[DATA IN THIS EXERCISE]:
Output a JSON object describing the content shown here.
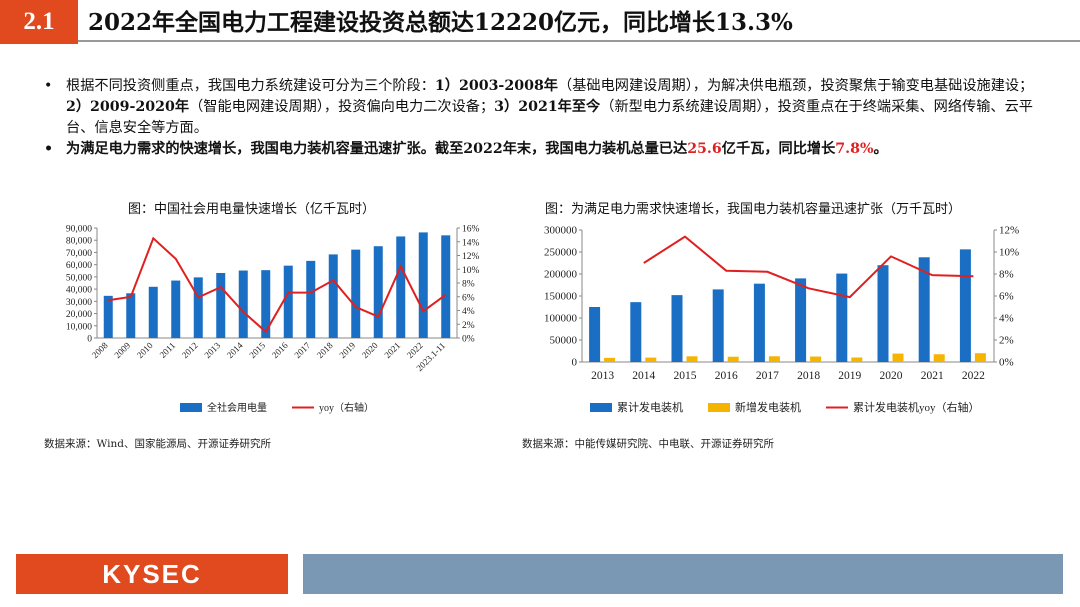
{
  "header": {
    "section_number": "2.1",
    "title": "2022年全国电力工程建设投资总额达12220亿元，同比增长13.3%"
  },
  "bullets": [
    {
      "marker": "•",
      "part1": "根据不同投资侧重点，我国电力系统建设可分为三个阶段：",
      "b1": "1）2003-2008年",
      "part2": "（基础电网建设周期），为解决供电瓶颈，投资聚焦于输变电基础设施建设；",
      "b2": "2）2009-2020年",
      "part3": "（智能电网建设周期），投资偏向电力二次设备；",
      "b3": "3）2021年至今",
      "part4": "（新型电力系统建设周期），投资重点在于终端采集、网络传输、云平台、信息安全等方面。"
    },
    {
      "marker": "•",
      "part1": "为满足电力需求的快速增长，我国电力装机容量迅速扩张。截至2022年末，我国电力装机总量已达",
      "hl1": "25.6",
      "part2": "亿千瓦，同比增长",
      "hl2": "7.8%",
      "part3": "。"
    }
  ],
  "chart1": {
    "caption": "图：中国社会用电量快速增长（亿千瓦时）",
    "source": "数据来源：Wind、国家能源局、开源证券研究所"
  },
  "chart2": {
    "caption": "图：为满足电力需求快速增长，我国电力装机容量迅速扩张（万千瓦时）",
    "source": "数据来源：中能传媒研究院、中电联、开源证券研究所"
  },
  "chart_data": [
    {
      "type": "bar",
      "title": "图：中国社会用电量快速增长（亿千瓦时）",
      "categories": [
        "2008",
        "2009",
        "2010",
        "2011",
        "2012",
        "2013",
        "2014",
        "2015",
        "2016",
        "2017",
        "2018",
        "2019",
        "2020",
        "2021",
        "2022",
        "2023.1-11"
      ],
      "series": [
        {
          "name": "全社会用电量",
          "kind": "bar",
          "axis": "left",
          "color": "#1a6fc4",
          "values": [
            34500,
            36600,
            41900,
            47000,
            49600,
            53200,
            55200,
            55500,
            59200,
            63100,
            68400,
            72300,
            75100,
            83100,
            86400,
            84000
          ]
        },
        {
          "name": "yoy（右轴）",
          "kind": "line",
          "axis": "right",
          "color": "#e02020",
          "values": [
            5.5,
            6.0,
            14.5,
            11.5,
            5.9,
            7.4,
            3.8,
            0.9,
            6.6,
            6.6,
            8.4,
            4.5,
            3.1,
            10.4,
            3.9,
            6.3
          ]
        }
      ],
      "ylim_left": [
        0,
        90000
      ],
      "yticks_left": [
        "0",
        "10,000",
        "20,000",
        "30,000",
        "40,000",
        "50,000",
        "60,000",
        "70,000",
        "80,000",
        "90,000"
      ],
      "ylim_right": [
        0,
        16
      ],
      "yticks_right": [
        "0%",
        "2%",
        "4%",
        "6%",
        "8%",
        "10%",
        "12%",
        "14%",
        "16%"
      ],
      "legend": "bottom",
      "grid": false
    },
    {
      "type": "bar",
      "title": "图：为满足电力需求快速增长，我国电力装机容量迅速扩张（万千瓦时）",
      "categories": [
        "2013",
        "2014",
        "2015",
        "2016",
        "2017",
        "2018",
        "2019",
        "2020",
        "2021",
        "2022"
      ],
      "series": [
        {
          "name": "累计发电装机",
          "kind": "bar",
          "axis": "left",
          "color": "#1a6fc4",
          "values": [
            125000,
            136000,
            152000,
            165000,
            178000,
            190000,
            201000,
            220000,
            238000,
            256000
          ]
        },
        {
          "name": "新增发电装机",
          "kind": "bar",
          "axis": "left",
          "color": "#f5b400",
          "values": [
            9400,
            10000,
            13000,
            12000,
            13000,
            12400,
            10200,
            19100,
            17600,
            20000
          ]
        },
        {
          "name": "累计发电装机yoy（右轴）",
          "kind": "line",
          "axis": "right",
          "color": "#e02020",
          "values": [
            null,
            9.0,
            11.4,
            8.3,
            8.2,
            6.7,
            5.9,
            9.6,
            7.9,
            7.8
          ]
        }
      ],
      "ylim_left": [
        0,
        300000
      ],
      "yticks_left": [
        "0",
        "50000",
        "100000",
        "150000",
        "200000",
        "250000",
        "300000"
      ],
      "ylim_right": [
        0,
        12
      ],
      "yticks_right": [
        "0%",
        "2%",
        "4%",
        "6%",
        "8%",
        "10%",
        "12%"
      ],
      "legend": "bottom",
      "grid": false
    }
  ],
  "footer": {
    "logo_text": "KYSEC",
    "accent": "#e04a1e",
    "bar_color": "#7a98b3"
  }
}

[WHAT IS EXPECTED]: Repeat the entries exactly. Pictures are excluded from the copy.

[FINAL ANSWER]:
Output a JSON object describing the content shown here.
{
  "header": {
    "section_number": "2.1",
    "title": "2022年全国电力工程建设投资总额达12220亿元，同比增长13.3%"
  },
  "bullets": [
    {
      "marker": "•",
      "part1": "根据不同投资侧重点，我国电力系统建设可分为三个阶段：",
      "b1": "1）2003-2008年",
      "part2": "（基础电网建设周期），为解决供电瓶颈，投资聚焦于输变电基础设施建设；",
      "b2": "2）2009-2020年",
      "part3": "（智能电网建设周期），投资偏向电力二次设备；",
      "b3": "3）2021年至今",
      "part4": "（新型电力系统建设周期），投资重点在于终端采集、网络传输、云平台、信息安全等方面。"
    },
    {
      "marker": "•",
      "part1": "为满足电力需求的快速增长，我国电力装机容量迅速扩张。截至2022年末，我国电力装机总量已达",
      "hl1": "25.6",
      "part2": "亿千瓦，同比增长",
      "hl2": "7.8%",
      "part3": "。"
    }
  ],
  "chart1": {
    "caption": "图：中国社会用电量快速增长（亿千瓦时）",
    "source": "数据来源：Wind、国家能源局、开源证券研究所"
  },
  "chart2": {
    "caption": "图：为满足电力需求快速增长，我国电力装机容量迅速扩张（万千瓦时）",
    "source": "数据来源：中能传媒研究院、中电联、开源证券研究所"
  },
  "chart_data": [
    {
      "type": "bar",
      "title": "图：中国社会用电量快速增长（亿千瓦时）",
      "categories": [
        "2008",
        "2009",
        "2010",
        "2011",
        "2012",
        "2013",
        "2014",
        "2015",
        "2016",
        "2017",
        "2018",
        "2019",
        "2020",
        "2021",
        "2022",
        "2023.1-11"
      ],
      "series": [
        {
          "name": "全社会用电量",
          "kind": "bar",
          "axis": "left",
          "color": "#1a6fc4",
          "values": [
            34500,
            36600,
            41900,
            47000,
            49600,
            53200,
            55200,
            55500,
            59200,
            63100,
            68400,
            72300,
            75100,
            83100,
            86400,
            84000
          ]
        },
        {
          "name": "yoy（右轴）",
          "kind": "line",
          "axis": "right",
          "color": "#e02020",
          "values": [
            5.5,
            6.0,
            14.5,
            11.5,
            5.9,
            7.4,
            3.8,
            0.9,
            6.6,
            6.6,
            8.4,
            4.5,
            3.1,
            10.4,
            3.9,
            6.3
          ]
        }
      ],
      "ylim_left": [
        0,
        90000
      ],
      "yticks_left": [
        "0",
        "10,000",
        "20,000",
        "30,000",
        "40,000",
        "50,000",
        "60,000",
        "70,000",
        "80,000",
        "90,000"
      ],
      "ylim_right": [
        0,
        16
      ],
      "yticks_right": [
        "0%",
        "2%",
        "4%",
        "6%",
        "8%",
        "10%",
        "12%",
        "14%",
        "16%"
      ],
      "legend": "bottom",
      "grid": false
    },
    {
      "type": "bar",
      "title": "图：为满足电力需求快速增长，我国电力装机容量迅速扩张（万千瓦时）",
      "categories": [
        "2013",
        "2014",
        "2015",
        "2016",
        "2017",
        "2018",
        "2019",
        "2020",
        "2021",
        "2022"
      ],
      "series": [
        {
          "name": "累计发电装机",
          "kind": "bar",
          "axis": "left",
          "color": "#1a6fc4",
          "values": [
            125000,
            136000,
            152000,
            165000,
            178000,
            190000,
            201000,
            220000,
            238000,
            256000
          ]
        },
        {
          "name": "新增发电装机",
          "kind": "bar",
          "axis": "left",
          "color": "#f5b400",
          "values": [
            9400,
            10000,
            13000,
            12000,
            13000,
            12400,
            10200,
            19100,
            17600,
            20000
          ]
        },
        {
          "name": "累计发电装机yoy（右轴）",
          "kind": "line",
          "axis": "right",
          "color": "#e02020",
          "values": [
            null,
            9.0,
            11.4,
            8.3,
            8.2,
            6.7,
            5.9,
            9.6,
            7.9,
            7.8
          ]
        }
      ],
      "ylim_left": [
        0,
        300000
      ],
      "yticks_left": [
        "0",
        "50000",
        "100000",
        "150000",
        "200000",
        "250000",
        "300000"
      ],
      "ylim_right": [
        0,
        12
      ],
      "yticks_right": [
        "0%",
        "2%",
        "4%",
        "6%",
        "8%",
        "10%",
        "12%"
      ],
      "legend": "bottom",
      "grid": false
    }
  ],
  "footer": {
    "logo_text": "KYSEC",
    "accent": "#e04a1e",
    "bar_color": "#7a98b3"
  }
}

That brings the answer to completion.